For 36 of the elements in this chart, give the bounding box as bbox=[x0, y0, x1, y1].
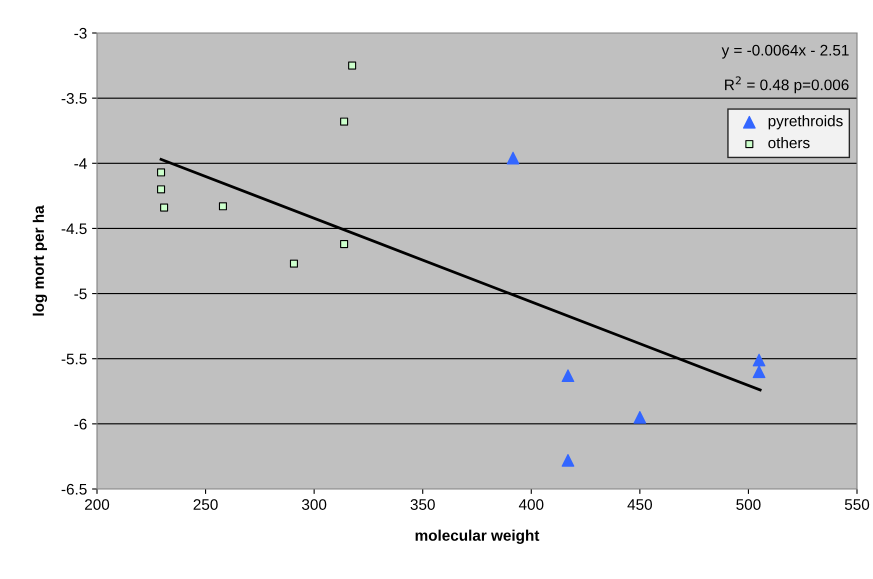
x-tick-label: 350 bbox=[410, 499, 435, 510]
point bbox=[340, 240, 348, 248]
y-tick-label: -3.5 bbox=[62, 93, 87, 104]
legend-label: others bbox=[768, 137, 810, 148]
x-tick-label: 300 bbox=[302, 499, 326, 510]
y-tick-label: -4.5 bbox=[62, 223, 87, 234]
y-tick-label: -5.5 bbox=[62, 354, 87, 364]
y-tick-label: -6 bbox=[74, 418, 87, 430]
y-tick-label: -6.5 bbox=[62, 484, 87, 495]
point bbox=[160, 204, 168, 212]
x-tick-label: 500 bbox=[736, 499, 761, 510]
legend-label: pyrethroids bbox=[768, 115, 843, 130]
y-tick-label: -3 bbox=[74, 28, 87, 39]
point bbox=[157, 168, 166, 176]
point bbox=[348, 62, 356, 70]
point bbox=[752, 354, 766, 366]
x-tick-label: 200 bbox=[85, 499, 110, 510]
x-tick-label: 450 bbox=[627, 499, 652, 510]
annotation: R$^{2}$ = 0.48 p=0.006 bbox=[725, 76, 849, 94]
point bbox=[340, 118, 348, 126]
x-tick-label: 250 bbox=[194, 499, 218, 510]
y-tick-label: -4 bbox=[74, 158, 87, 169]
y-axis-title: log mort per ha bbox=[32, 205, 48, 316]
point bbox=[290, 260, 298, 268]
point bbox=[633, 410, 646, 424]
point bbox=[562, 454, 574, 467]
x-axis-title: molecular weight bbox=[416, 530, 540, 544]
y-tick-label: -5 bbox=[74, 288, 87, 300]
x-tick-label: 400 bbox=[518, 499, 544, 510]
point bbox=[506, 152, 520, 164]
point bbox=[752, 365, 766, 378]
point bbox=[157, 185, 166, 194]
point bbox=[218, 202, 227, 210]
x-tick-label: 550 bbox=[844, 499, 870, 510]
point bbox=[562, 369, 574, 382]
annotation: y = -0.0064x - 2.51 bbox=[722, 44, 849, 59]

══════════════════════════════

- [YOUR OBJECTIVE]:
Pull out each line of the material above that contains the string "legend".

- [RIGHT ANSWER]:
legend-label: others bbox=[768, 137, 810, 148]
legend-label: pyrethroids bbox=[768, 115, 843, 130]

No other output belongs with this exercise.